What the task requires - Pictures excluded, retype the lines from the one containing "Transcribe this image's" through the last line of the data below, both included.

_ _ _ _ _

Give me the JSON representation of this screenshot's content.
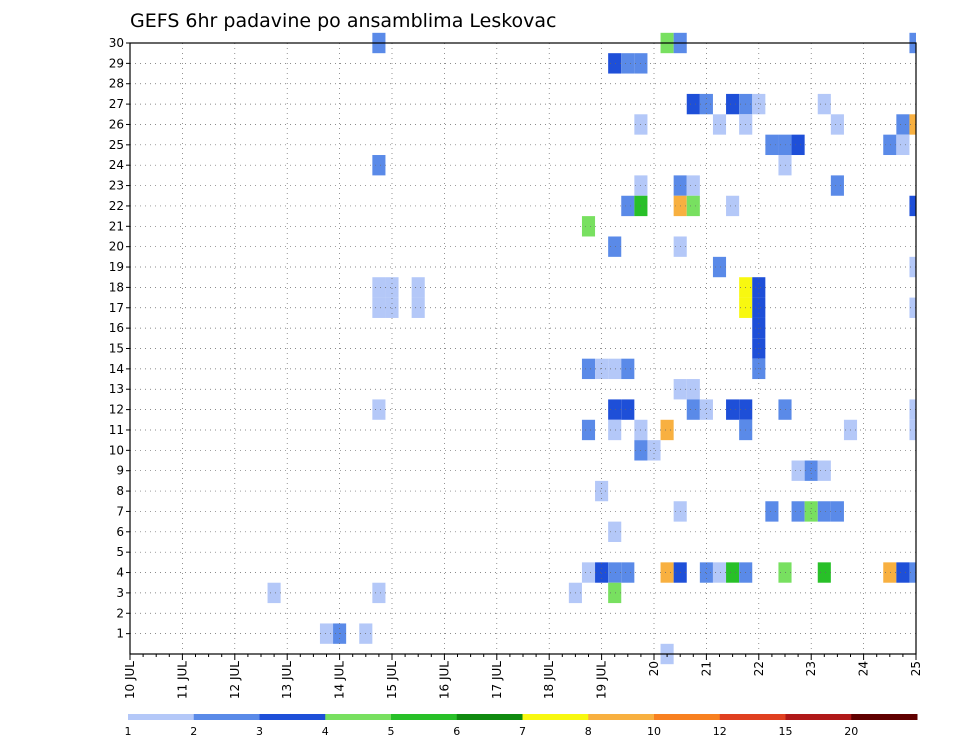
{
  "chart_data": {
    "type": "heatmap",
    "title": "GEFS 6hr padavine po ansamblima Leskovac",
    "xlabel": "",
    "ylabel": "",
    "x_tick_labels": [
      "10 JUL",
      "11 JUL",
      "12 JUL",
      "13 JUL",
      "14 JUL",
      "15 JUL",
      "16 JUL",
      "17 JUL",
      "18 JUL",
      "19 JUL",
      "20",
      "21",
      "22",
      "23",
      "24",
      "25"
    ],
    "x_range_days": [
      10,
      25
    ],
    "y_tick_labels": [
      "1",
      "2",
      "3",
      "4",
      "5",
      "6",
      "7",
      "8",
      "9",
      "10",
      "11",
      "12",
      "13",
      "14",
      "15",
      "16",
      "17",
      "18",
      "19",
      "20",
      "21",
      "22",
      "23",
      "24",
      "25",
      "26",
      "27",
      "28",
      "29",
      "30"
    ],
    "y_range": [
      0,
      30
    ],
    "grid": true,
    "colorbar": {
      "labels": [
        "1",
        "2",
        "3",
        "4",
        "5",
        "6",
        "7",
        "8",
        "10",
        "12",
        "15",
        "20"
      ],
      "colors": [
        "#b4c8f8",
        "#5a8ae8",
        "#1e4fd8",
        "#78e060",
        "#28c028",
        "#108a10",
        "#f8f810",
        "#f8b040",
        "#f88020",
        "#e04020",
        "#b01818",
        "#600000"
      ]
    },
    "cells": [
      {
        "m": 30,
        "d": 14.75,
        "c": 1
      },
      {
        "m": 30,
        "d": 20.25,
        "c": 3
      },
      {
        "m": 30,
        "d": 20.5,
        "c": 1
      },
      {
        "m": 30,
        "d": 25.0,
        "c": 1
      },
      {
        "m": 29,
        "d": 19.25,
        "c": 2
      },
      {
        "m": 29,
        "d": 19.5,
        "c": 1
      },
      {
        "m": 29,
        "d": 19.75,
        "c": 1
      },
      {
        "m": 27,
        "d": 20.75,
        "c": 2
      },
      {
        "m": 27,
        "d": 21.0,
        "c": 1
      },
      {
        "m": 27,
        "d": 21.5,
        "c": 2
      },
      {
        "m": 27,
        "d": 21.75,
        "c": 1
      },
      {
        "m": 27,
        "d": 22.0,
        "c": 0
      },
      {
        "m": 27,
        "d": 23.25,
        "c": 0
      },
      {
        "m": 26,
        "d": 19.75,
        "c": 0
      },
      {
        "m": 26,
        "d": 21.25,
        "c": 0
      },
      {
        "m": 26,
        "d": 21.75,
        "c": 0
      },
      {
        "m": 26,
        "d": 23.5,
        "c": 0
      },
      {
        "m": 26,
        "d": 24.75,
        "c": 1
      },
      {
        "m": 26,
        "d": 25.0,
        "c": 7
      },
      {
        "m": 25,
        "d": 22.25,
        "c": 1
      },
      {
        "m": 25,
        "d": 22.5,
        "c": 1
      },
      {
        "m": 25,
        "d": 22.75,
        "c": 2
      },
      {
        "m": 25,
        "d": 24.5,
        "c": 1
      },
      {
        "m": 25,
        "d": 24.75,
        "c": 0
      },
      {
        "m": 24,
        "d": 14.75,
        "c": 1
      },
      {
        "m": 24,
        "d": 22.5,
        "c": 0
      },
      {
        "m": 23,
        "d": 19.75,
        "c": 0
      },
      {
        "m": 23,
        "d": 20.5,
        "c": 1
      },
      {
        "m": 23,
        "d": 20.75,
        "c": 0
      },
      {
        "m": 23,
        "d": 23.5,
        "c": 1
      },
      {
        "m": 22,
        "d": 19.5,
        "c": 1
      },
      {
        "m": 22,
        "d": 19.75,
        "c": 4
      },
      {
        "m": 22,
        "d": 20.5,
        "c": 7
      },
      {
        "m": 22,
        "d": 20.75,
        "c": 3
      },
      {
        "m": 22,
        "d": 21.5,
        "c": 0
      },
      {
        "m": 22,
        "d": 25.0,
        "c": 2
      },
      {
        "m": 21,
        "d": 18.75,
        "c": 3
      },
      {
        "m": 20,
        "d": 19.25,
        "c": 1
      },
      {
        "m": 20,
        "d": 20.5,
        "c": 0
      },
      {
        "m": 19,
        "d": 21.25,
        "c": 1
      },
      {
        "m": 19,
        "d": 25.0,
        "c": 0
      },
      {
        "m": 18,
        "d": 14.75,
        "c": 0
      },
      {
        "m": 18,
        "d": 15.0,
        "c": 0
      },
      {
        "m": 18,
        "d": 15.5,
        "c": 0
      },
      {
        "m": 18,
        "d": 21.75,
        "c": 6
      },
      {
        "m": 18,
        "d": 22.0,
        "c": 2
      },
      {
        "m": 17,
        "d": 14.75,
        "c": 0
      },
      {
        "m": 17,
        "d": 15.0,
        "c": 0
      },
      {
        "m": 17,
        "d": 15.5,
        "c": 0
      },
      {
        "m": 17,
        "d": 21.75,
        "c": 6
      },
      {
        "m": 17,
        "d": 22.0,
        "c": 2
      },
      {
        "m": 17,
        "d": 25.0,
        "c": 0
      },
      {
        "m": 16,
        "d": 22.0,
        "c": 2
      },
      {
        "m": 15,
        "d": 22.0,
        "c": 2
      },
      {
        "m": 14,
        "d": 18.75,
        "c": 1
      },
      {
        "m": 14,
        "d": 19.0,
        "c": 0
      },
      {
        "m": 14,
        "d": 19.25,
        "c": 0
      },
      {
        "m": 14,
        "d": 19.5,
        "c": 1
      },
      {
        "m": 14,
        "d": 22.0,
        "c": 1
      },
      {
        "m": 13,
        "d": 20.5,
        "c": 0
      },
      {
        "m": 13,
        "d": 20.75,
        "c": 0
      },
      {
        "m": 12,
        "d": 14.75,
        "c": 0
      },
      {
        "m": 12,
        "d": 19.25,
        "c": 2
      },
      {
        "m": 12,
        "d": 19.5,
        "c": 2
      },
      {
        "m": 12,
        "d": 20.75,
        "c": 1
      },
      {
        "m": 12,
        "d": 21.0,
        "c": 0
      },
      {
        "m": 12,
        "d": 21.5,
        "c": 2
      },
      {
        "m": 12,
        "d": 21.75,
        "c": 2
      },
      {
        "m": 12,
        "d": 22.5,
        "c": 1
      },
      {
        "m": 12,
        "d": 25.0,
        "c": 0
      },
      {
        "m": 11,
        "d": 18.75,
        "c": 1
      },
      {
        "m": 11,
        "d": 19.25,
        "c": 0
      },
      {
        "m": 11,
        "d": 19.75,
        "c": 0
      },
      {
        "m": 11,
        "d": 20.25,
        "c": 7
      },
      {
        "m": 11,
        "d": 21.75,
        "c": 1
      },
      {
        "m": 11,
        "d": 23.75,
        "c": 0
      },
      {
        "m": 11,
        "d": 25.0,
        "c": 0
      },
      {
        "m": 10,
        "d": 19.75,
        "c": 1
      },
      {
        "m": 10,
        "d": 20.0,
        "c": 0
      },
      {
        "m": 9,
        "d": 22.75,
        "c": 0
      },
      {
        "m": 9,
        "d": 23.0,
        "c": 1
      },
      {
        "m": 9,
        "d": 23.25,
        "c": 0
      },
      {
        "m": 8,
        "d": 19.0,
        "c": 0
      },
      {
        "m": 7,
        "d": 20.5,
        "c": 0
      },
      {
        "m": 7,
        "d": 22.25,
        "c": 1
      },
      {
        "m": 7,
        "d": 22.75,
        "c": 1
      },
      {
        "m": 7,
        "d": 23.0,
        "c": 3
      },
      {
        "m": 7,
        "d": 23.25,
        "c": 1
      },
      {
        "m": 7,
        "d": 23.5,
        "c": 1
      },
      {
        "m": 6,
        "d": 19.25,
        "c": 0
      },
      {
        "m": 4,
        "d": 18.75,
        "c": 0
      },
      {
        "m": 4,
        "d": 19.0,
        "c": 2
      },
      {
        "m": 4,
        "d": 19.25,
        "c": 1
      },
      {
        "m": 4,
        "d": 19.5,
        "c": 1
      },
      {
        "m": 4,
        "d": 20.25,
        "c": 7
      },
      {
        "m": 4,
        "d": 20.5,
        "c": 2
      },
      {
        "m": 4,
        "d": 21.0,
        "c": 1
      },
      {
        "m": 4,
        "d": 21.25,
        "c": 0
      },
      {
        "m": 4,
        "d": 21.5,
        "c": 4
      },
      {
        "m": 4,
        "d": 21.75,
        "c": 1
      },
      {
        "m": 4,
        "d": 22.5,
        "c": 3
      },
      {
        "m": 4,
        "d": 23.25,
        "c": 4
      },
      {
        "m": 4,
        "d": 24.5,
        "c": 7
      },
      {
        "m": 4,
        "d": 24.75,
        "c": 2
      },
      {
        "m": 4,
        "d": 25.0,
        "c": 1
      },
      {
        "m": 3,
        "d": 12.75,
        "c": 0
      },
      {
        "m": 3,
        "d": 14.75,
        "c": 0
      },
      {
        "m": 3,
        "d": 18.5,
        "c": 0
      },
      {
        "m": 3,
        "d": 19.25,
        "c": 3
      },
      {
        "m": 1,
        "d": 13.75,
        "c": 0
      },
      {
        "m": 1,
        "d": 14.0,
        "c": 1
      },
      {
        "m": 1,
        "d": 14.5,
        "c": 0
      },
      {
        "m": 0,
        "d": 20.25,
        "c": 0
      }
    ]
  }
}
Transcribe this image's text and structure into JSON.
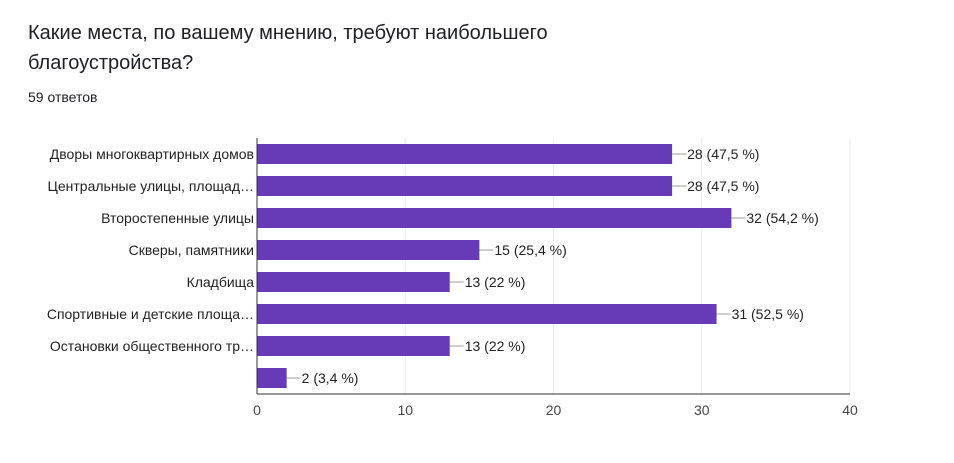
{
  "question": {
    "title": "Какие места, по вашему мнению, требуют наибольшего благоустройства?",
    "responses": "59 ответов"
  },
  "colors": {
    "bar": "#673ab7",
    "grid": "#ebebeb",
    "axis": "#333333"
  },
  "chart_data": {
    "type": "bar",
    "orientation": "horizontal",
    "title": "",
    "xlabel": "",
    "ylabel": "",
    "categories": [
      "Дворы многоквартирных домов",
      "Центральные улицы, площад…",
      "Второстепенные улицы",
      "Скверы, памятники",
      "Кладбища",
      "Спортивные и детские площа…",
      "Остановки общественного тр…",
      ""
    ],
    "values": [
      28,
      28,
      32,
      15,
      13,
      31,
      13,
      2
    ],
    "value_labels": [
      "28 (47,5 %)",
      "28 (47,5 %)",
      "32 (54,2 %)",
      "15 (25,4 %)",
      "13 (22 %)",
      "31 (52,5 %)",
      "13 (22 %)",
      "2 (3,4 %)"
    ],
    "xlim": [
      0,
      40
    ],
    "xticks": [
      "0",
      "10",
      "20",
      "30",
      "40"
    ],
    "grid": true,
    "legend": "none"
  }
}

_ _ _ _ _

Task response -
Transcribe this image's text and structure into JSON.
{
  "question": {
    "title": "Какие места, по вашему мнению, требуют наибольшего благоустройства?",
    "responses": "59 ответов"
  },
  "colors": {
    "bar": "#673ab7",
    "grid": "#ebebeb",
    "axis": "#333333"
  },
  "chart_data": {
    "type": "bar",
    "orientation": "horizontal",
    "title": "",
    "xlabel": "",
    "ylabel": "",
    "categories": [
      "Дворы многоквартирных домов",
      "Центральные улицы, площад…",
      "Второстепенные улицы",
      "Скверы, памятники",
      "Кладбища",
      "Спортивные и детские площа…",
      "Остановки общественного тр…",
      ""
    ],
    "values": [
      28,
      28,
      32,
      15,
      13,
      31,
      13,
      2
    ],
    "value_labels": [
      "28 (47,5 %)",
      "28 (47,5 %)",
      "32 (54,2 %)",
      "15 (25,4 %)",
      "13 (22 %)",
      "31 (52,5 %)",
      "13 (22 %)",
      "2 (3,4 %)"
    ],
    "xlim": [
      0,
      40
    ],
    "xticks": [
      "0",
      "10",
      "20",
      "30",
      "40"
    ],
    "grid": true,
    "legend": "none"
  }
}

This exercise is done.